_Task statement_: For every line in the data below that contains "true", copy the line.

— begin Material supplied —

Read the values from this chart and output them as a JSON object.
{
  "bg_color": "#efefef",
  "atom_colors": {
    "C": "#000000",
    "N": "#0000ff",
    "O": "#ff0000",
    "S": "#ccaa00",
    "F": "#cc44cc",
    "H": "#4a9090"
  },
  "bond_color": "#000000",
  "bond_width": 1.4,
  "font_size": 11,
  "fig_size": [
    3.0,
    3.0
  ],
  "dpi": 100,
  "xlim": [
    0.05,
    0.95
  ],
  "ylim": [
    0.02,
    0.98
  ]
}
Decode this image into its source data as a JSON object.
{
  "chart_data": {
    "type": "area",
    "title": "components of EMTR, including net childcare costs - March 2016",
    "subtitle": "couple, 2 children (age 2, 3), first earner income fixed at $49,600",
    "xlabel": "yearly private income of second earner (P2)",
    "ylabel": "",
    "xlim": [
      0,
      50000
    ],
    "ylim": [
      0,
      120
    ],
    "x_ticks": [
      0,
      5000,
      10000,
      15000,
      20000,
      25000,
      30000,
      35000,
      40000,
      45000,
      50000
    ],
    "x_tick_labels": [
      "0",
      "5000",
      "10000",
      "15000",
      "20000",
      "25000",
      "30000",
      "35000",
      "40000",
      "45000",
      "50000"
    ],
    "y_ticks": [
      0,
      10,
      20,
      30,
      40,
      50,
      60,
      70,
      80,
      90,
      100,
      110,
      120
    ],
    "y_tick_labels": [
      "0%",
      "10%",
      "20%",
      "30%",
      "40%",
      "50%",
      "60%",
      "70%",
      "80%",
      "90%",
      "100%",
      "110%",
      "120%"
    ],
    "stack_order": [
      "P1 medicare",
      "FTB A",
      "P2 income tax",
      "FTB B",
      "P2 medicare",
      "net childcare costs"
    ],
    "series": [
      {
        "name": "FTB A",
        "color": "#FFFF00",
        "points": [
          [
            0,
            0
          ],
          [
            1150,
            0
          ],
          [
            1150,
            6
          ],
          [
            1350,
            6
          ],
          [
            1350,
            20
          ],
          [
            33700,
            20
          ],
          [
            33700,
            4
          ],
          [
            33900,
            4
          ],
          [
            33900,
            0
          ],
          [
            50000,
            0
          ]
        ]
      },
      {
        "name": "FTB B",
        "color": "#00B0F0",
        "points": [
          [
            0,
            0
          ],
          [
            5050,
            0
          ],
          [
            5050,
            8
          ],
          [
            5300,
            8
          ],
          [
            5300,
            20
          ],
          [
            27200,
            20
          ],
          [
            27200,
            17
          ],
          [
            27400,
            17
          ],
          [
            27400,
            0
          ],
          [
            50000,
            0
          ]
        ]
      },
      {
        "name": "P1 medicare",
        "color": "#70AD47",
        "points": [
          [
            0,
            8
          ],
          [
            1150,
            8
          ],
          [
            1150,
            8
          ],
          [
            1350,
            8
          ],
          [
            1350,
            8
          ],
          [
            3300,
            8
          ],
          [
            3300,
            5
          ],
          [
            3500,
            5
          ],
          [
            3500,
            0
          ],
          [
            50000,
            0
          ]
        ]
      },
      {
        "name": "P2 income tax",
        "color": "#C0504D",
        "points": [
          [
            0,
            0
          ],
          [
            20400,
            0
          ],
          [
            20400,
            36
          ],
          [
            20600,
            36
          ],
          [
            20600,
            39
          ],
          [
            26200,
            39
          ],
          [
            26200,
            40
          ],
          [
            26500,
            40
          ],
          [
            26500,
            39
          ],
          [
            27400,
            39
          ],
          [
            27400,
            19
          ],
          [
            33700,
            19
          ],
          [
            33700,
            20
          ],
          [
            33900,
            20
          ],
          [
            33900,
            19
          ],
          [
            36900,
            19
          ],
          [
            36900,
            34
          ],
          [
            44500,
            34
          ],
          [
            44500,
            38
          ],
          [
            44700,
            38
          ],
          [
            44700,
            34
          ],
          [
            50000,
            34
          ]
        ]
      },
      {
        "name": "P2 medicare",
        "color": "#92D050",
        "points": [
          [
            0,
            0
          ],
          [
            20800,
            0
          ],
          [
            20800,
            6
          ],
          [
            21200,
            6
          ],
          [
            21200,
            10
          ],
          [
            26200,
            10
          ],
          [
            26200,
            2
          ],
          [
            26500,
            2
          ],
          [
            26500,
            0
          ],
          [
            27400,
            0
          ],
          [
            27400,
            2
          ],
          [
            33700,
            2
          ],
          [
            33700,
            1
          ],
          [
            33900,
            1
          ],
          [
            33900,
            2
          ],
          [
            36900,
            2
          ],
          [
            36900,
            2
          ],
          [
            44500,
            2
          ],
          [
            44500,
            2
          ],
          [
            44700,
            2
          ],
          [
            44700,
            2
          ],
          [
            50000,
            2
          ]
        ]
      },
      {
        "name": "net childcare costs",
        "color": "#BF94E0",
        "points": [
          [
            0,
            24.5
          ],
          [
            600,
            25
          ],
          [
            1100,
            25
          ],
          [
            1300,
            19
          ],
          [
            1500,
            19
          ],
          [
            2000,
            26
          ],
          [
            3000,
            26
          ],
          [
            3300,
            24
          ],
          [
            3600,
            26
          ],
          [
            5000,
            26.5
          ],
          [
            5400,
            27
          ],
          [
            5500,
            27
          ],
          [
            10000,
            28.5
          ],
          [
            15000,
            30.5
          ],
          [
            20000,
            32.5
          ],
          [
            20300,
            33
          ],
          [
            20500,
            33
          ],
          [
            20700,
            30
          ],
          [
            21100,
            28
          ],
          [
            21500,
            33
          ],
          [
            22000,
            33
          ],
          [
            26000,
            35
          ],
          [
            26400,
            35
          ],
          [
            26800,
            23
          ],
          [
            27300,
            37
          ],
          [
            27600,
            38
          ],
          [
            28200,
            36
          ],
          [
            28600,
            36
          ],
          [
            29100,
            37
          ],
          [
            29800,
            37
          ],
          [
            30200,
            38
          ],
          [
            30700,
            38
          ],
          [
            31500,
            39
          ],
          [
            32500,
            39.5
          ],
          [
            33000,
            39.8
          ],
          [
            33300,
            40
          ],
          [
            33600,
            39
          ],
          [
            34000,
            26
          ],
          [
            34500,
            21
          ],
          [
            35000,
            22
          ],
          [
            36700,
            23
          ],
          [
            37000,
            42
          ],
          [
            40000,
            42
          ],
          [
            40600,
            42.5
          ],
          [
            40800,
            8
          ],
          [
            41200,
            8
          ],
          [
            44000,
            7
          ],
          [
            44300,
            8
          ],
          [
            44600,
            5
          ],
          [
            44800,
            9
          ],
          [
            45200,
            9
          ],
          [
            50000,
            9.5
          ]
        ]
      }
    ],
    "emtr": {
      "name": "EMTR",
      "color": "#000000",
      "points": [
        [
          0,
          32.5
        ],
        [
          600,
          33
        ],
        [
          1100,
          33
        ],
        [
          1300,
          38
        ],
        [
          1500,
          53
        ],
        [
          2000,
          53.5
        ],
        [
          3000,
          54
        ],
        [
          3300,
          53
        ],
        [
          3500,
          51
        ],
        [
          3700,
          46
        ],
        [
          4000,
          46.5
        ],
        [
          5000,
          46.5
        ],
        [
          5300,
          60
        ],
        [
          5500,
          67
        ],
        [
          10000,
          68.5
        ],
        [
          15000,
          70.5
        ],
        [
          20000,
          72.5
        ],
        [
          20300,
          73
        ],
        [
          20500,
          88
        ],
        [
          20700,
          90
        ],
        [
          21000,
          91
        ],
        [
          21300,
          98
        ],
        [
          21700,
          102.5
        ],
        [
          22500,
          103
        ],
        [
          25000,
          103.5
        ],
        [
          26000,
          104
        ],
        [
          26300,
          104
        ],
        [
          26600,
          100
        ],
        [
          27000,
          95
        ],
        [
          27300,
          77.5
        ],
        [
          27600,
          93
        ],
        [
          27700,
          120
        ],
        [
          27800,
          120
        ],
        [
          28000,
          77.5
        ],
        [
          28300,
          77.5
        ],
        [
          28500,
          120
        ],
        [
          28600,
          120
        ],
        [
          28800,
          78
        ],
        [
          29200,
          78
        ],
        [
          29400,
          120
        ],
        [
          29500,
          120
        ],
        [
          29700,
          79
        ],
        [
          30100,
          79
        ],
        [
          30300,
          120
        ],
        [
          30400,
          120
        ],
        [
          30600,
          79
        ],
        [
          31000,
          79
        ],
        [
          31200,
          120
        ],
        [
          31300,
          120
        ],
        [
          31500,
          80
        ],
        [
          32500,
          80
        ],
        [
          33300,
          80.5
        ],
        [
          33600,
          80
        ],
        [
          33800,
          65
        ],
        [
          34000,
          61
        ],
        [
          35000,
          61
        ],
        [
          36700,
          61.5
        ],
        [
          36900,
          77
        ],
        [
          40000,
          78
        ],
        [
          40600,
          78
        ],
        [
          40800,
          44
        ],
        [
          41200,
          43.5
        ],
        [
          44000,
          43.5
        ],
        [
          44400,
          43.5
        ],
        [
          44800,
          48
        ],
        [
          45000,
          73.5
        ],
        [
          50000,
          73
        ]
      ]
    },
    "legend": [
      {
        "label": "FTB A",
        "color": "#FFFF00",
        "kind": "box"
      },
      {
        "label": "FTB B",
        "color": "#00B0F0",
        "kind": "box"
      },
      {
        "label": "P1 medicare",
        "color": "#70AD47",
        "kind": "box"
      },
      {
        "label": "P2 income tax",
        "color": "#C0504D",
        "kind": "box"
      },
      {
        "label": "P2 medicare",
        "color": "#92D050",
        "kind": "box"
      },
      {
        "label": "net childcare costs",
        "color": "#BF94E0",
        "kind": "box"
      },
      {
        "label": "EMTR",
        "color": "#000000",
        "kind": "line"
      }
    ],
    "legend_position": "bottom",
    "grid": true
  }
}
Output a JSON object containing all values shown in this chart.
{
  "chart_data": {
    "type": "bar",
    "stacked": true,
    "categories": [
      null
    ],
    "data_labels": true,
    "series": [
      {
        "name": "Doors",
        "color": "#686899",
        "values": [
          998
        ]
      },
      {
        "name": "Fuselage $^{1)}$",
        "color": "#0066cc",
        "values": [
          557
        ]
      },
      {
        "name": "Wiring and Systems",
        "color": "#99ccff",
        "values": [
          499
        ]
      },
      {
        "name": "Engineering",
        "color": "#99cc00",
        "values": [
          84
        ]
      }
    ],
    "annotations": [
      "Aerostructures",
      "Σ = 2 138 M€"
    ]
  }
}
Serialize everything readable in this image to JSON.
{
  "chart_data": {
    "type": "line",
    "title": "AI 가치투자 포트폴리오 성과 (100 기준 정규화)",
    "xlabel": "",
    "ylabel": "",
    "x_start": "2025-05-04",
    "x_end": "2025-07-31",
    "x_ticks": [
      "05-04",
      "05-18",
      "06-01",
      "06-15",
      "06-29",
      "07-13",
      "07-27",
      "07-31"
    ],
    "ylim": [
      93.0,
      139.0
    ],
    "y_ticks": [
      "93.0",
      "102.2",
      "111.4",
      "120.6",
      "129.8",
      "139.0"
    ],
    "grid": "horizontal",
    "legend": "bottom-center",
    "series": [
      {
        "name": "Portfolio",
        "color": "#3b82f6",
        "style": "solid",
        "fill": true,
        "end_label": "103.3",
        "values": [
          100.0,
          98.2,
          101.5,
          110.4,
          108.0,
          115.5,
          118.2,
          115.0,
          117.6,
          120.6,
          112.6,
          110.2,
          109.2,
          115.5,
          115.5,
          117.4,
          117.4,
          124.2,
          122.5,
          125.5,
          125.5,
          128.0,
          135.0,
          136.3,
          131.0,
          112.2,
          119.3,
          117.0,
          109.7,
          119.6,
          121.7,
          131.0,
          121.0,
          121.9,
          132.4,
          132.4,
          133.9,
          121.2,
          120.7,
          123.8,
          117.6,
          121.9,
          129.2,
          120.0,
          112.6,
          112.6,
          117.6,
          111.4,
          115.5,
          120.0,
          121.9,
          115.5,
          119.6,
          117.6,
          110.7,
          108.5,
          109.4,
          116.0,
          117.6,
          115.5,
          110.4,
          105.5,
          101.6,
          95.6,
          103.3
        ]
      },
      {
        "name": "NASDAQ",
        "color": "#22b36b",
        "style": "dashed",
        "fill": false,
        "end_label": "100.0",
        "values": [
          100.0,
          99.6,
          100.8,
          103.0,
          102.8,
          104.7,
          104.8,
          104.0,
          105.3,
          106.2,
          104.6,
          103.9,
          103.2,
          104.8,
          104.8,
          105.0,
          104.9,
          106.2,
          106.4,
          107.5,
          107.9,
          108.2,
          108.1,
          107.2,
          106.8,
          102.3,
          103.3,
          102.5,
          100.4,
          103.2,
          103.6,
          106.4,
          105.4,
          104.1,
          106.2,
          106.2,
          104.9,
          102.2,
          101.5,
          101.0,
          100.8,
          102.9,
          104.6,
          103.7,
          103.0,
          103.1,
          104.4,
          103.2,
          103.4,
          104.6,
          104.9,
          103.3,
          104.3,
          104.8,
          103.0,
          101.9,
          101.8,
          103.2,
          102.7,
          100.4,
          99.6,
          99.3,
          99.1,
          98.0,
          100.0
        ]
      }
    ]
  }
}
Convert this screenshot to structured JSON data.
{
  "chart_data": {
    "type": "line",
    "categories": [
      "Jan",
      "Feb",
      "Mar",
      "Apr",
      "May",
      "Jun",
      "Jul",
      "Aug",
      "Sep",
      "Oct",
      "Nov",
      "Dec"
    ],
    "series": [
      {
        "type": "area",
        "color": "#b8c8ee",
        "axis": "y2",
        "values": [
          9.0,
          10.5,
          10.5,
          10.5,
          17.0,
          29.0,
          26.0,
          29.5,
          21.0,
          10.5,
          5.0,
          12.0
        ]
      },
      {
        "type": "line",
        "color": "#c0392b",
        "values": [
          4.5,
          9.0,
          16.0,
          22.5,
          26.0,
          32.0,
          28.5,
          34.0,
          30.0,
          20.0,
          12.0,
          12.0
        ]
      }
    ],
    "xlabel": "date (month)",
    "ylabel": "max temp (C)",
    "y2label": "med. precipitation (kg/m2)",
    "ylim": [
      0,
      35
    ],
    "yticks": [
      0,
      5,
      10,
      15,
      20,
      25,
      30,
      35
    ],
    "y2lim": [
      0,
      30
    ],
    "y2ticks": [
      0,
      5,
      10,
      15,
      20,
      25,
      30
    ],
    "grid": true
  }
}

— end Material supplied —

_Complete response_:
    "grid": true
    "stacked": true,
    "data_labels": true,
        "fill": true,
    "grid": true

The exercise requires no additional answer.